PROBLÈMES À RÉSOUDRE:
(1) Recopiez le passage de l'article sur les paysanneries andines de l'Équateur, depuis « Le problème politique » jusqu'à « libéralisation des échanges. » inclus.
(2) D'après l'article sur les paysanneries andines de l'Équateur, les affirmations suivantes sont-elles exactes ? Répondez par oui ou par non et citez à chaque fois les mots décisifs de l'article.
(a) La grave crise financière de l'Équateur a eu lieu en 1999.
(b) Les réformes agraires ont fait diminuer la superficie moyenne des exploitations agricoles.
(c) La diaspora équatorienne vit surtout en Europe.
(3) Rédigez la suite de l'article sur les paysanneries andines de l'Équateur, en partant de sa dernière phrase.

ARTICLE:
Plus récemment, des paysans exportant leur force de travail sur le marché international.
Au cours du XXe siècle, les essors, par vagues successives, des entreprises capitalistes ¹ fournirent aux paysanneries andines des opportunités d’emplois extérieurs et des sources de revenus complémentaires, au niveau national. Mais la grave crise financière que connut l’Équateur en 1999 puis « la dollarisation » de son économie nationale en 2000 provoquèrent une chute brutale du pouvoir d’achat des ménages paysans. Ces derniers choisirent alors de réorienter la vente de leur force de travail sur le marché international. Ce choix s’expliqua en grande partie par les profonds écarts de rémunération du travail entre l’Équateur et les pays industrialisés, et fut rendu possible par la mobilisation de la diaspora équatorienne installée à l’étranger (USA majoritairement). L’actuelle crise mondiale ne semble d’ailleurs ni décourager les jeunes candidats à l’émigration clandestine, ni inciter les émigrés à revenir au pays, notamment ceux encore endettés par le coût élevé du passage.
Des politiques agricoles jusque-là peu adaptées au contexte naturel et social des paysanneries andines.
Le problème politique posé par les masses paysannes andines.
Les politiques d’industrialisation par substitution d’importations appliquées en Équateur dans les années 1960 et 1970 n’ont pas permis d’accroître le pouvoir d’achat des paysans, ni facilité l’absorption des surplus de main d’œuvre andine par une industrie restée embryonnaire. Quant aux politiques de réformes agraires (1964, 1973 et 1979), elles suscitèrent un espoir pour les paysanneries, avec l’accroissement moyen des superficies des exploitations agricoles. Néanmoins, cet espoir s’évanouit relativement rapidement face au problème aigu de la croissance démographique depuis les années 1950, et au surendettement du pays qui conduisit, au début des années 80, à l’adoption de politiques de libéralisation des échanges.
Ces politiques révélèrent les nombreux désavantages de l’agriculture andine dans le cadre d’une libre concurrence économique au niveau international, notamment ses fortes contraintes géomorphologiques (climat rude, pente) ainsi que ses conditions socio-économiques profondément défavorables (minifundisme, outillage manuel, etc.).

DONNÉES FOURNIES:
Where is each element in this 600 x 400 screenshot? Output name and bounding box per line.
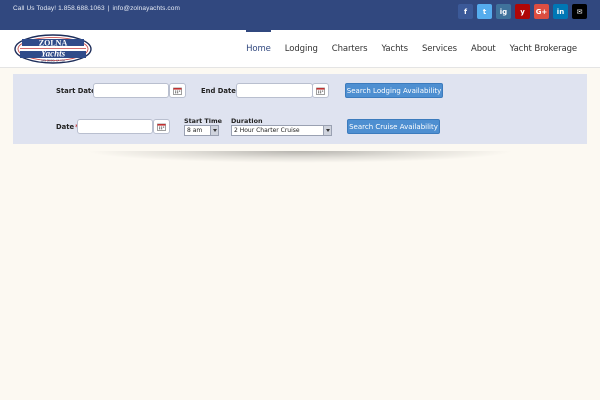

RÉPONSES PAR EXERCICE:
(1)
Le problème politique posé par les masses paysannes andines.
Les politiques d’industrialisation par substitution d’importations appliquées en Équateur dans les années 1960 et 1970 n’ont pas permis d’accroître le pouvoir d’achat des paysans, ni facilité l’absorption des surplus de main d’œuvre andine par une industrie restée embryonnaire. Quant aux politiques de réformes agraires (1964, 1973 et 1979), elles suscitèrent un espoir pour les paysanneries, avec l’accroissement moyen des superficies des exploitations agricoles. Néanmoins, cet espoir s’évanouit relativement rapidement face au problème aigu de la croissance démographique depuis les années 1950, et au surendettement du pays qui conduisit, au début des années 80, à l’adoption de politiques de libéralisation des échanges.

(2)
(a) Oui : « la grave crise financière que connut l’Équateur en 1999 ».
(b) Non : « avec l’accroissement moyen des superficies des exploitations agricoles ».
(c) Non : « installée à l’étranger (USA majoritairement) ».

(3)
Un maintien de la polyculture-élevage, avec du salariat temporaire.
Sans autre avantage comparatif sur le marché mondial que leur force de travail à bas coût, les paysanneries andines se refusèrent donc à spécialiser leurs exploitations agricoles. C’est en effet par la polyculture-élevage que les paysans couvrirent une partie de leurs besoins alimentaires tout au long de l’année, et minimisèrent les risques agricoles de différentes natures (climatique, phytosanitaire, de marché).
Entre exode rural et spécialisation agricole (avec occupation à temps plein de l’ensemble de la force de travail familiale), l’avenir des paysanneries du sud andin de l’Equateur continue donc aujourd’hui de s’inscrire dans une voie intermédiaire, sous une forme finalement dominante et persistante depuis l’occupation espagnole : une combinaison contrainte, entre agriculture minifundiaire diversifiée et travail salarié, temporaire et précaire.
Le marché du travail impose ses conditions d’entrée.
Historiquement, c’est la main d’œuvre jeune, masculine et non qualifiée qui a constamment suscité l’intérêt du marché de l’emploi (pour les employeurs), en raison notamment de la pénibilité du travail exigé. Le mode paysan de reproduction sociale dans les Andes équatoriennes comprend donc une forte division du travail selon le genre : les hommes en situation illégale exercent des métiers précaires à l’étranger (maçon, plongeur dans la restauration), alors que les femmes restent au pays, en charge de la conduite des exploitations agricoles et de l’éducation des enfants pas encore en âge d’émigrer.
Par l’accroissement du pouvoir d’achat des proches restés au pays, les transferts d’argent des émigrés dynamisent une économie locale, en particulier de services. Les métiers exercés par les paysans qui n’ont pas pu, ou ont choisi de ne pas émigrer, sont d’une grande diversité. Ces métiers relèvent autant du secteur agricole (négoce de produits alimentaires frais avec vente sur les marchés, prestations de service, location d’engins moto-mécanisés comme le tracteur ou la trieuse à grains) que des autres secteurs d’activités (transport, construction, artisanat textile, commerce général de proximité, fonction publique, etc.).
L’évidence de la combinaison d’activités comme voie de développement rural dans les montagnes des pays du Sud, à forte densité de population.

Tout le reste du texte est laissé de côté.